◆ **DIRECTIONS FOR THIS TASK**
Compile every line that includes the word "沈阳市第五人民医院".

◆ **EXERCISE INPUT**
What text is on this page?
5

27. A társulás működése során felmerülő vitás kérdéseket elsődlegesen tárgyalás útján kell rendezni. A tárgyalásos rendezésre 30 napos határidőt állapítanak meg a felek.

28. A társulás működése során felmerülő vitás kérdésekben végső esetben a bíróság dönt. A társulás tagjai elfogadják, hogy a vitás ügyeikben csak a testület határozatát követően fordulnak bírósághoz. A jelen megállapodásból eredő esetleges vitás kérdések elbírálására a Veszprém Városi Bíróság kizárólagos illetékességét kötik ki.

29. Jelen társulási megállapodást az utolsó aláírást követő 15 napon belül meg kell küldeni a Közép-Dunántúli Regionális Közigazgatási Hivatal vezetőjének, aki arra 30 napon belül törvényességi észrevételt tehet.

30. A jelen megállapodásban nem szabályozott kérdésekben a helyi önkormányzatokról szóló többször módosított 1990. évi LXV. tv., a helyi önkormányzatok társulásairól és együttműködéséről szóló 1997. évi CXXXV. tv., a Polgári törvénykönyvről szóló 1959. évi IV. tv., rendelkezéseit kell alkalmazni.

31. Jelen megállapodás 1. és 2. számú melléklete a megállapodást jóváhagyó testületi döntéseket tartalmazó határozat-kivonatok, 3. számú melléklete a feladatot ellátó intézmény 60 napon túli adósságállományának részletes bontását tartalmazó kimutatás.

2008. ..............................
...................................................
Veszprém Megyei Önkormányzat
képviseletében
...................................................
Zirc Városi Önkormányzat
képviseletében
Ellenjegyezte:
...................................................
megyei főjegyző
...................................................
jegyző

==

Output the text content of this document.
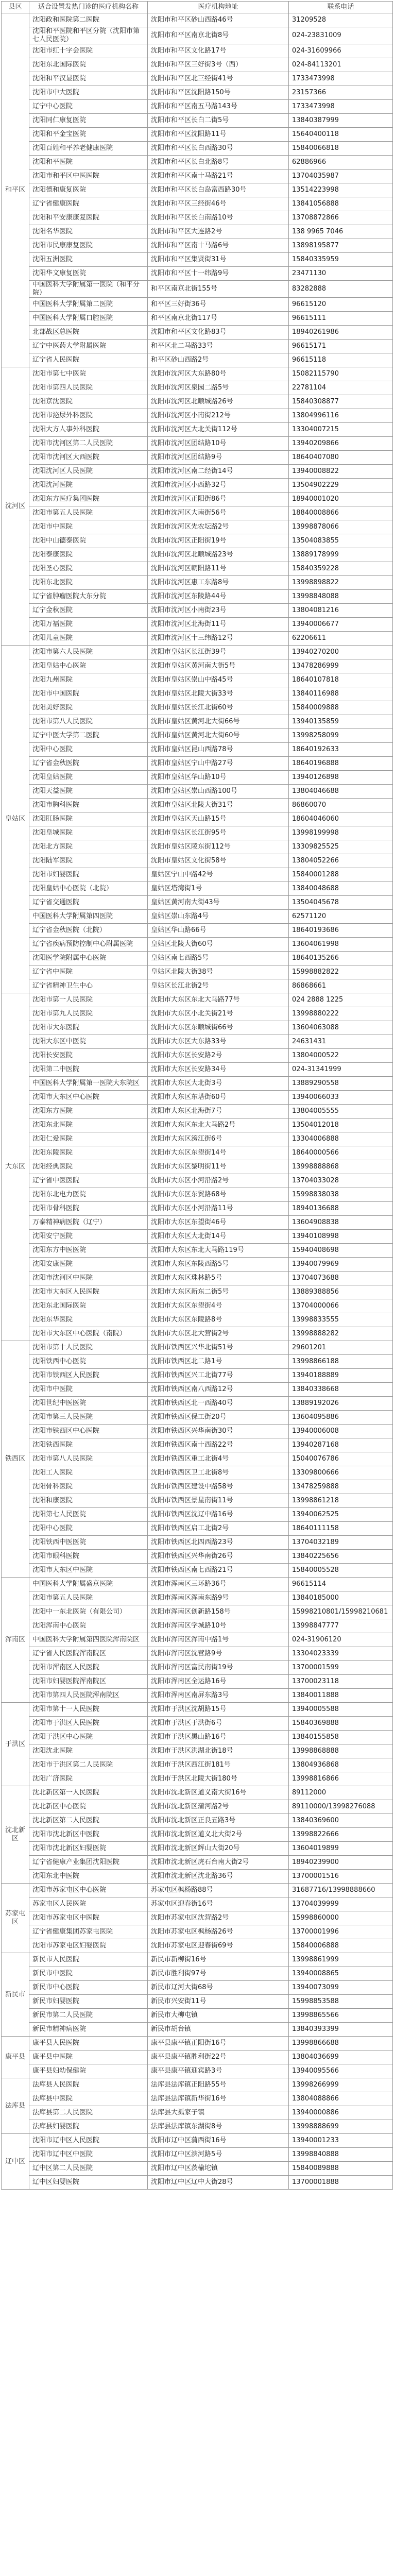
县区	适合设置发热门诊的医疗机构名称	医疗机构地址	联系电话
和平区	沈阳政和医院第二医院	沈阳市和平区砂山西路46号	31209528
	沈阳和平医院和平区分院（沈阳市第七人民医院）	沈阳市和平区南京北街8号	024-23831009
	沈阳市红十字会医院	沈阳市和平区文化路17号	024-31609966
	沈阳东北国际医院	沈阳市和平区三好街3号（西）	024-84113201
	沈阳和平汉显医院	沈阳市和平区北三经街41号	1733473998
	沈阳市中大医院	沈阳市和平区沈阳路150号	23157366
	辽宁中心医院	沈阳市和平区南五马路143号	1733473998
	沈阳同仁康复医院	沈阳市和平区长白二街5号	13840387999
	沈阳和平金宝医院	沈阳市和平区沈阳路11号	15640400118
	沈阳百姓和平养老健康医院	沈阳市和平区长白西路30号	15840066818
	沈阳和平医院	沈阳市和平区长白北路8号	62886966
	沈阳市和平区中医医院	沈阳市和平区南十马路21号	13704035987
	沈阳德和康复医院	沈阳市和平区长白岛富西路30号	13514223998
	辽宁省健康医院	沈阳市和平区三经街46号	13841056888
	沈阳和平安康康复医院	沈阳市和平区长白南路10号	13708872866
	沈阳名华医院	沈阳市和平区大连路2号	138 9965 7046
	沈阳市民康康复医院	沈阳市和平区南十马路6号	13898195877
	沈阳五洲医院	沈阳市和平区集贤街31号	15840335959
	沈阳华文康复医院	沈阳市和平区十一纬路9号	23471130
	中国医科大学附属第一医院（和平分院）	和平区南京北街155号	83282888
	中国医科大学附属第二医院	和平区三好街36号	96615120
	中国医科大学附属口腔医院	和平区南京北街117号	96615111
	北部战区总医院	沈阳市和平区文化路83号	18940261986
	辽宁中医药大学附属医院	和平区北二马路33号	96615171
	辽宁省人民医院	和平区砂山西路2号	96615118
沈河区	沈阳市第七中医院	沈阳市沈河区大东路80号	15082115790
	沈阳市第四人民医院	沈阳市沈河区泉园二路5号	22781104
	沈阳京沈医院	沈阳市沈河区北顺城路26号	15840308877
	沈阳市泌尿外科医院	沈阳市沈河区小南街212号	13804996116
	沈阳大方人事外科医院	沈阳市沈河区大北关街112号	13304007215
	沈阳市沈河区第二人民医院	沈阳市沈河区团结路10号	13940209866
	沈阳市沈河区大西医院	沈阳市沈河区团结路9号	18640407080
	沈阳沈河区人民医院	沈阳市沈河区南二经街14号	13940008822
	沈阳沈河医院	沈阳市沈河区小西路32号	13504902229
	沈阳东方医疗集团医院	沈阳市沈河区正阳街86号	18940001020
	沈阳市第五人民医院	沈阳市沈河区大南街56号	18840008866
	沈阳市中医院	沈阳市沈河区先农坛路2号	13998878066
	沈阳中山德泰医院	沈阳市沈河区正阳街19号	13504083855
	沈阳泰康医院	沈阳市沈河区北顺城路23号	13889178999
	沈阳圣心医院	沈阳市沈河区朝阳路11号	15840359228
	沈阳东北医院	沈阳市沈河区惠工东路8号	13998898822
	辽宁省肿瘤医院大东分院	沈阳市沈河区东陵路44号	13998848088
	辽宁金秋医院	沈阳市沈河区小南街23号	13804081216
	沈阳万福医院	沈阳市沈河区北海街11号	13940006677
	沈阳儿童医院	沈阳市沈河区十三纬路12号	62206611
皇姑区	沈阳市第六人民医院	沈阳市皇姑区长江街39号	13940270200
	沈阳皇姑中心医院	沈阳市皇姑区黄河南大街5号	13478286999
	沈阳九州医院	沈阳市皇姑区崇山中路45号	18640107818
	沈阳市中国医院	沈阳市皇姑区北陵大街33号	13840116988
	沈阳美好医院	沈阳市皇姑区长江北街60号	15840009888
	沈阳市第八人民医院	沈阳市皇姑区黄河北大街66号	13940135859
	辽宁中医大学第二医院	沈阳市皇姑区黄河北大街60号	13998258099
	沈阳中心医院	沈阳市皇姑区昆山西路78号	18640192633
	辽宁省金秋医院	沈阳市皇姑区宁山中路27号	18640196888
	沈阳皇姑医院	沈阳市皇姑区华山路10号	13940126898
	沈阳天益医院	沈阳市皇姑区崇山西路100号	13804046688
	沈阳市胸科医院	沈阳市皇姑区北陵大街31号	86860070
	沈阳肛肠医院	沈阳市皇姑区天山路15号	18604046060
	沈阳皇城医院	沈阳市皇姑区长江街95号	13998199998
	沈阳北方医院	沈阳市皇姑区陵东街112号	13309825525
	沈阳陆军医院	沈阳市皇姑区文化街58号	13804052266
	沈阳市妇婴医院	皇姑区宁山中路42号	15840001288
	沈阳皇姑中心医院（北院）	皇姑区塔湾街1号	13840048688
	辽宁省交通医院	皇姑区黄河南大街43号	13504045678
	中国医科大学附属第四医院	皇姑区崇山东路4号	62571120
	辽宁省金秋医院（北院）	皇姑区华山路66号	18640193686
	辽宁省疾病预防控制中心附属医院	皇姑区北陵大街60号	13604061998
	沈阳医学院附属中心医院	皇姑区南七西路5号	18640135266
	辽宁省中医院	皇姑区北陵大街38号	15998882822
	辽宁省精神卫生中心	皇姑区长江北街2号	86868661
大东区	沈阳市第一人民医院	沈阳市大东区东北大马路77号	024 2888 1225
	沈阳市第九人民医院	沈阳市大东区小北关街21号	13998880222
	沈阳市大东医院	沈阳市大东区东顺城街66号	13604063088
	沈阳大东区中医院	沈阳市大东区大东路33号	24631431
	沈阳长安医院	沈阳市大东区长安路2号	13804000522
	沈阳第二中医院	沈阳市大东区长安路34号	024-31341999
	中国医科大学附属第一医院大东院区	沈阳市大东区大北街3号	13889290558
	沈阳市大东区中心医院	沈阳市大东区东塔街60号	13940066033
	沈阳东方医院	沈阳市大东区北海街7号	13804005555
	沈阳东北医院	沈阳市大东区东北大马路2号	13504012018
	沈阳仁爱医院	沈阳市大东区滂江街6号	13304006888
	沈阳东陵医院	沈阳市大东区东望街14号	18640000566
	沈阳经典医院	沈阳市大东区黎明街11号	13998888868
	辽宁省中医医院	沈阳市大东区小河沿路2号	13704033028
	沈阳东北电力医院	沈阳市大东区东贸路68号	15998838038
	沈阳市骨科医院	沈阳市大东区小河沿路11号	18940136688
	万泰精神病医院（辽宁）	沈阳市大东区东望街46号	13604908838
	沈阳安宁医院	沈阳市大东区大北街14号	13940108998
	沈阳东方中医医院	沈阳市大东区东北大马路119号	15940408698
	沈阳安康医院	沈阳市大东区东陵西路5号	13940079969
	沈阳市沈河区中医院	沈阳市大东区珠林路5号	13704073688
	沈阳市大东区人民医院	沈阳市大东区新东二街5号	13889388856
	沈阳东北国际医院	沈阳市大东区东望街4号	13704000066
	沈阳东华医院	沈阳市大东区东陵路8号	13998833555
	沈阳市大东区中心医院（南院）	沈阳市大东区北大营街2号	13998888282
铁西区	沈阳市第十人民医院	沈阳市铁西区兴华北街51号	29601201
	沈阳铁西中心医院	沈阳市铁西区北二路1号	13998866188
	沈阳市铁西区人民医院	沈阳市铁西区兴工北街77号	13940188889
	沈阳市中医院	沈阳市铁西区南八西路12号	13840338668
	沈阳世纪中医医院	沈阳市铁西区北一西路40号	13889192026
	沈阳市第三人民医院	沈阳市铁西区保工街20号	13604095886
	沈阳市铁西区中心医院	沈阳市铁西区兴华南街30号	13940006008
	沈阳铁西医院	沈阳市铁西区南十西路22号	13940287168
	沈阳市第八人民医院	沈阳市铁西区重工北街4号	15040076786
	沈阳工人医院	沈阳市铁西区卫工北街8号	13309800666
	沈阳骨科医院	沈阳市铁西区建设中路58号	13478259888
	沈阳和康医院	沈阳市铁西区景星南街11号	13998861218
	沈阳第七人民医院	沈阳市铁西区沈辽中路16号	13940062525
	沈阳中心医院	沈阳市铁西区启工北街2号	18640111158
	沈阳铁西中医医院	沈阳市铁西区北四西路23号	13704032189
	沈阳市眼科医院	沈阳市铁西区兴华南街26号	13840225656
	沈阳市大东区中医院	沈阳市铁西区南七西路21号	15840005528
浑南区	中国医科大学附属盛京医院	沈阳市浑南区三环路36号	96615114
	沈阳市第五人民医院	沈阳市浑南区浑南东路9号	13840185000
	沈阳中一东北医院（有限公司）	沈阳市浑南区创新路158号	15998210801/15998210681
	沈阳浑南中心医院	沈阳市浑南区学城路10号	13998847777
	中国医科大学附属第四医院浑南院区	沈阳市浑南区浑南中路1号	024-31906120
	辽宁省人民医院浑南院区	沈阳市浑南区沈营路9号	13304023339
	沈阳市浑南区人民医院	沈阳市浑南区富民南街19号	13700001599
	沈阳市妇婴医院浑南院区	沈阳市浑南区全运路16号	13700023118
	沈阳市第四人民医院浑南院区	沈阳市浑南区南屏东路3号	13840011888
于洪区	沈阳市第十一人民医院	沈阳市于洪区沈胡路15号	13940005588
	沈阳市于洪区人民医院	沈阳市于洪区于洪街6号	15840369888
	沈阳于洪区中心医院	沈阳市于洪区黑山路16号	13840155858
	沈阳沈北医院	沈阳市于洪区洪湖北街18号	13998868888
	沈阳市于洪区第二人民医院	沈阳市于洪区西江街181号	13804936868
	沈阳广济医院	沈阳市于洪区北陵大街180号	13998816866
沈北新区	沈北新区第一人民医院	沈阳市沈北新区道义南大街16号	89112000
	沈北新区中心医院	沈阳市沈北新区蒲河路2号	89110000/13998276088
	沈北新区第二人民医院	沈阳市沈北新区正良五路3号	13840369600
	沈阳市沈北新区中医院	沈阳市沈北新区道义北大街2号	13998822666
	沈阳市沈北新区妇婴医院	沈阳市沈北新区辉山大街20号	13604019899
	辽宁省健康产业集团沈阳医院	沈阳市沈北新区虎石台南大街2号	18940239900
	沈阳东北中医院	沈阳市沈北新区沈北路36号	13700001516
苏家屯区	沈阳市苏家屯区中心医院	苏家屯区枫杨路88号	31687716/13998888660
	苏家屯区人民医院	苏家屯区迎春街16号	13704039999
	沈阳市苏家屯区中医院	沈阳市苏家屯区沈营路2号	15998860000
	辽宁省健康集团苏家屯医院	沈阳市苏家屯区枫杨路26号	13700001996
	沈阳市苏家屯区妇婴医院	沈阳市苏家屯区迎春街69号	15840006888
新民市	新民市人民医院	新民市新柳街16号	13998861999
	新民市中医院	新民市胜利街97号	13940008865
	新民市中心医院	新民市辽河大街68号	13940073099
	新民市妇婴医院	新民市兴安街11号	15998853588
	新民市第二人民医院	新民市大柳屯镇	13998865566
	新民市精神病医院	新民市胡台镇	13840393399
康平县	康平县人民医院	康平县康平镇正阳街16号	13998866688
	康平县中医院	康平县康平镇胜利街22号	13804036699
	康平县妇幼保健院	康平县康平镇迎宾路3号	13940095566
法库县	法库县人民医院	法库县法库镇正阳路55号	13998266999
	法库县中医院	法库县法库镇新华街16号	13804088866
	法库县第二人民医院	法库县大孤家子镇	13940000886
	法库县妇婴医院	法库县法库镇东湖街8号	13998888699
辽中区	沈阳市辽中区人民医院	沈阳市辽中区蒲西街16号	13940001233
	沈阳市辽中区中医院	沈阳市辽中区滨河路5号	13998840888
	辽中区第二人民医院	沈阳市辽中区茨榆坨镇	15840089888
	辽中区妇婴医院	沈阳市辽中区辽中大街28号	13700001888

◆ **SOLUTION FOR THIS EXERCISE**
	沈阳市第五人民医院	沈阳市沈河区大南街56号	18840008866
	沈阳市第五人民医院	沈阳市浑南区浑南东路9号	13840185000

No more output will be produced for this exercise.